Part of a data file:
>>>
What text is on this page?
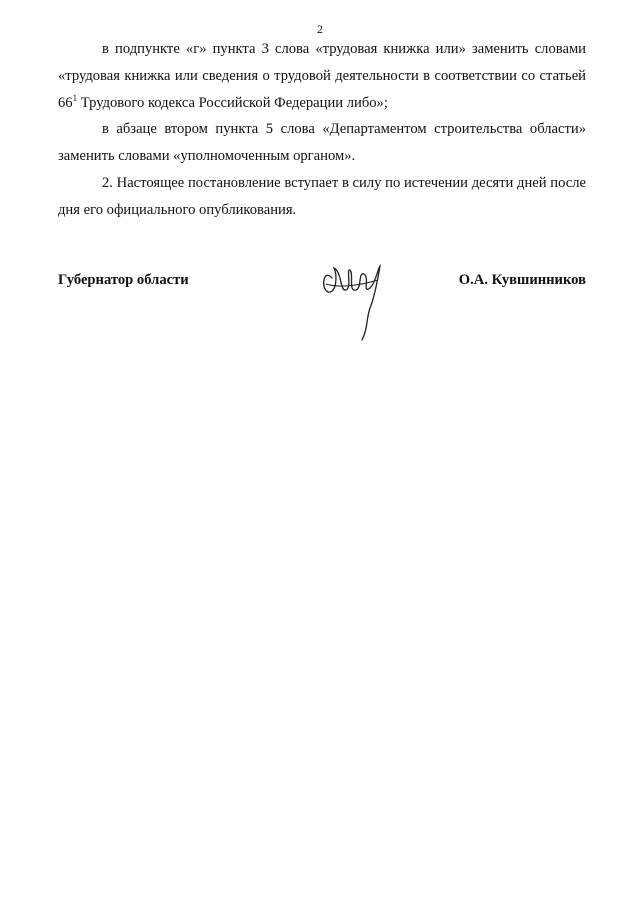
2

в подпункте «г» пункта 3 слова «трудовая книжка или» заменить словами «трудовая книжка или сведения о трудовой деятельности в соответствии со статьей $66^1$ Трудового кодекса Российской Федерации либо»;

в абзаце втором пункта 5 слова «Департаментом строительства области» заменить словами «уполномоченным органом».

2. Настоящее постановление вступает в силу по истечении десяти дней после дня его официального опубликования.

Губернатор области	О.А. Кувшинников
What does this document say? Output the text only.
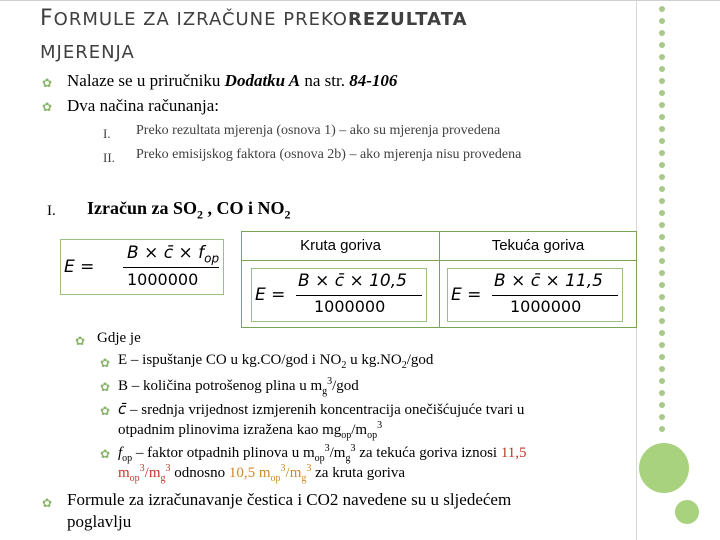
FORMULE ZA IZRAČUNE PREKOREZULTATA
MJERENJA
✿ Nalaze se u priručniku Dodatku A na str. 84-106
✿ Dva načina računanja:
I. Preko rezultata mjerenja (osnova 1) – ako su mjerenja provedena
II. Preko emisijskog faktora (osnova 2b) – ako mjerenja nisu provedena
I. Izračun za $SO_2$ , CO i $NO_2$
E =
B × c̄ × $f_{op}$
1000000
Kruta goriva	Tekuća goriva
E =
B × c̄ × 10,5
1000000
E =
B × c̄ × 11,5
1000000
✿ Gdje je
✿ E – ispuštanje CO u kg.CO/god i $NO_2$ u $kg.NO_2$/god
✿ B – količina potrošenog plina u $m_g^3$/god
✿ c̄ – srednja vrijednost izmjerenih koncentracija onečišćujuće tvari u
otpadnim plinovima izražena kao $mg_{op}/m_{op}^3$
✿ $f_{op}$ – faktor otpadnih plinova u $m_{op}^3/m_g^3$ za tekuća goriva iznosi 11,5
$m_{op}^3/m_g^3$ odnosno 10,5 $m_{op}^3/m_g^3$ za kruta goriva
✿ Formule za izračunavanje čestica i CO2 navedene su u sljedećem
poglavlju
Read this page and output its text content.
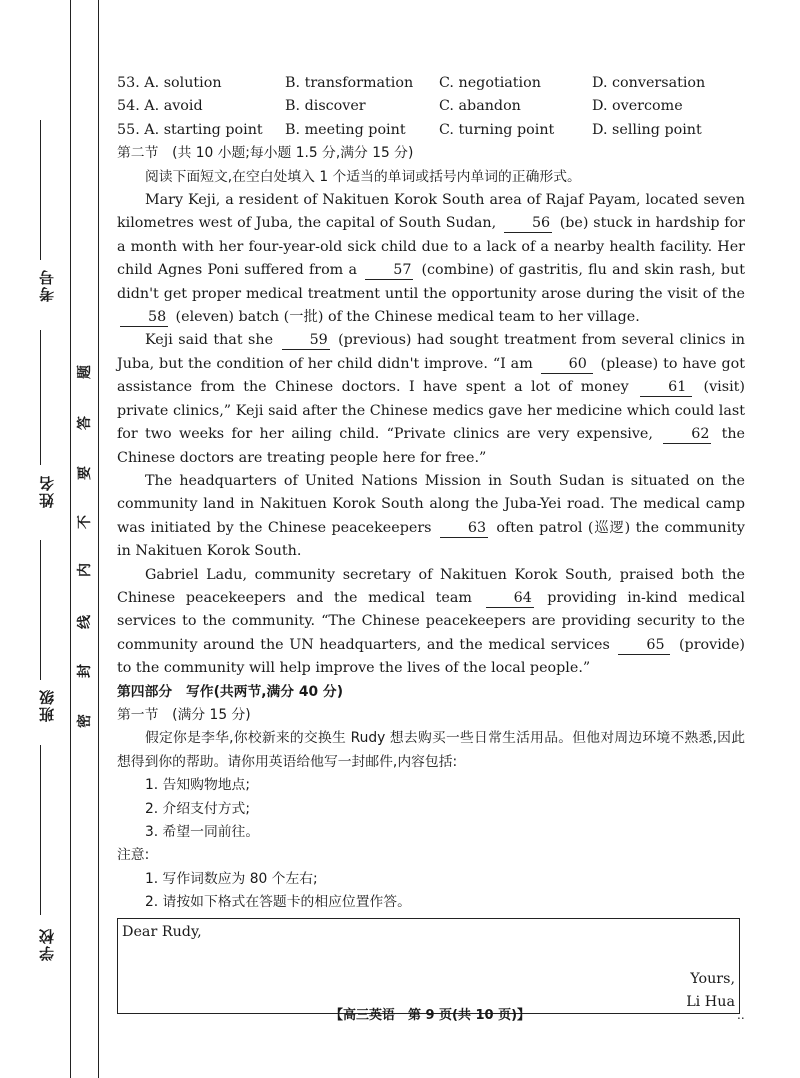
考号
姓名
班级
学校
题
答
要
不
内
线
封
密
53. A. solution	B. transformation	C. negotiation	D. conversation
54. A. avoid	B. discover	C. abandon	D. overcome
55. A. starting point	B. meeting point	C. turning point	D. selling point
第二节　(共 10 小题;每小题 1.5 分,满分 15 分)
阅读下面短文,在空白处填入 1 个适当的单词或括号内单词的正确形式。
Mary Keji, a resident of Nakituen Korok South area of Rajaf Payam, located seven kilometres west of Juba, the capital of South Sudan,	56 (be) stuck in hardship for a month with her four-year-old sick child due to a lack of a nearby health facility. Her child Agnes Poni suffered from a	57 (combine) of gastritis, flu and skin rash, but didn't get proper medical treatment until the opportunity arose during the visit of the 58 (eleven) batch (一批) of the Chinese medical team to her village.
Keji said that she	59 (previous) had sought treatment from several clinics in Juba, but the condition of her child didn't improve. “I am	60 (please) to have got assistance from the Chinese doctors. I have spent a lot of money	61 (visit) private clinics,” Keji said after the Chinese medics gave her medicine which could last for two weeks for her ailing child. “Private clinics are very expensive,	62 the Chinese doctors are treating people here for free.”
The headquarters of United Nations Mission in South Sudan is situated on the community land in Nakituen Korok South along the Juba-Yei road. The medical camp was initiated by the Chinese peacekeepers	63 often patrol (巡逻) the community in Nakituen Korok South.
Gabriel Ladu, community secretary of Nakituen Korok South, praised both the Chinese peacekeepers and the medical team	64 providing in-kind medical services to the community. “The Chinese peacekeepers are providing security to the community around the UN headquarters, and the medical services	65 (provide) to the community will help improve the lives of the local people.”
第四部分　写作(共两节,满分 40 分)
第一节　(满分 15 分)
假定你是李华,你校新来的交换生 Rudy 想去购买一些日常生活用品。但他对周边环境不熟悉,因此想得到你的帮助。请你用英语给他写一封邮件,内容包括:
1. 告知购物地点;
2. 介绍支付方式;
3. 希望一同前往。
注意:
1. 写作词数应为 80 个左右;
2. 请按如下格式在答题卡的相应位置作答。
Dear Rudy,
Yours,
Li Hua
【高三英语　第 9 页(共 10 页)】	..
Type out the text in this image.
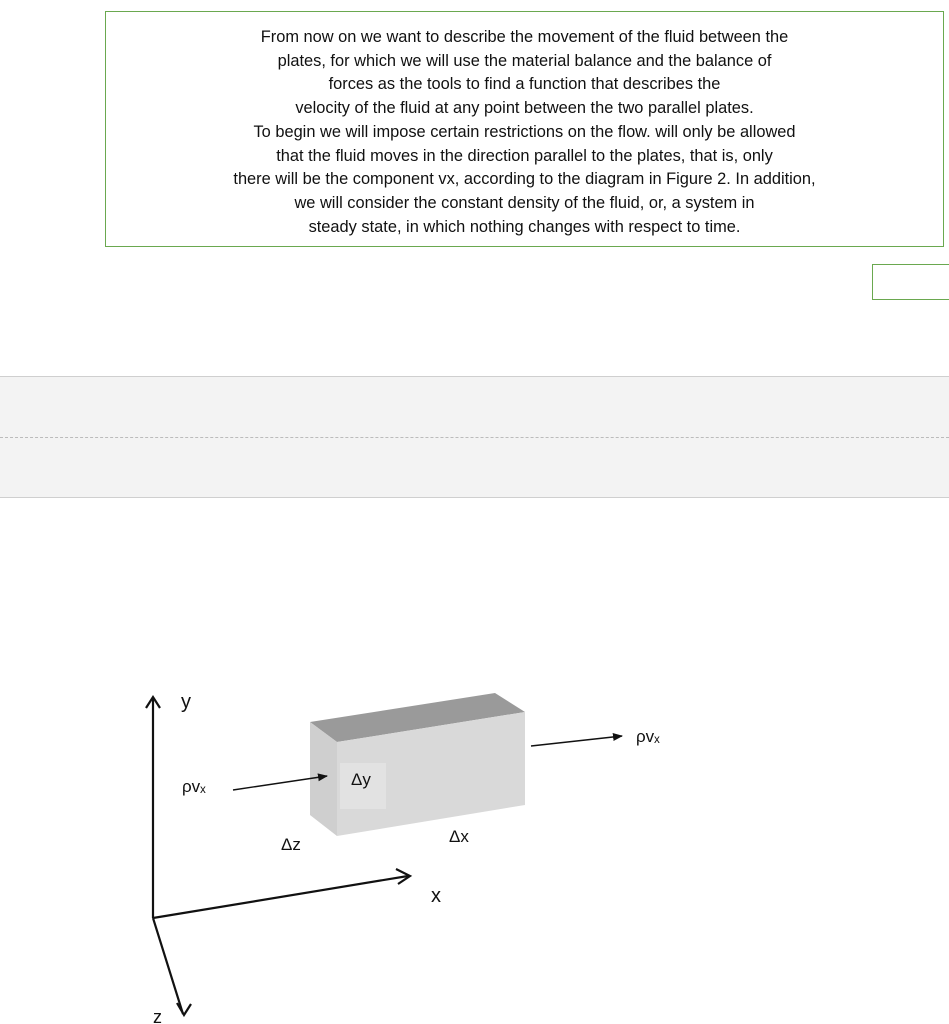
From now on we want to describe the movement of the fluid between the
plates, for which we will use the material balance and the balance of
forces as the tools to find a function that describes the
velocity of the fluid at any point between the two parallel plates.
To begin we will impose certain restrictions on the flow. will only be allowed
that the fluid moves in the direction parallel to the plates, that is, only
there will be the component vx, according to the diagram in Figure 2. In addition,
we will consider the constant density of the fluid, or, a system in
steady state, in which nothing changes with respect to time.
y
x
z
Δy
Δx
Δz
ρvₓ
ρvₓ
<<<
Tally the lines above that contain the word "improve", and reply with only the number.

CORRECT RESPONSE:
2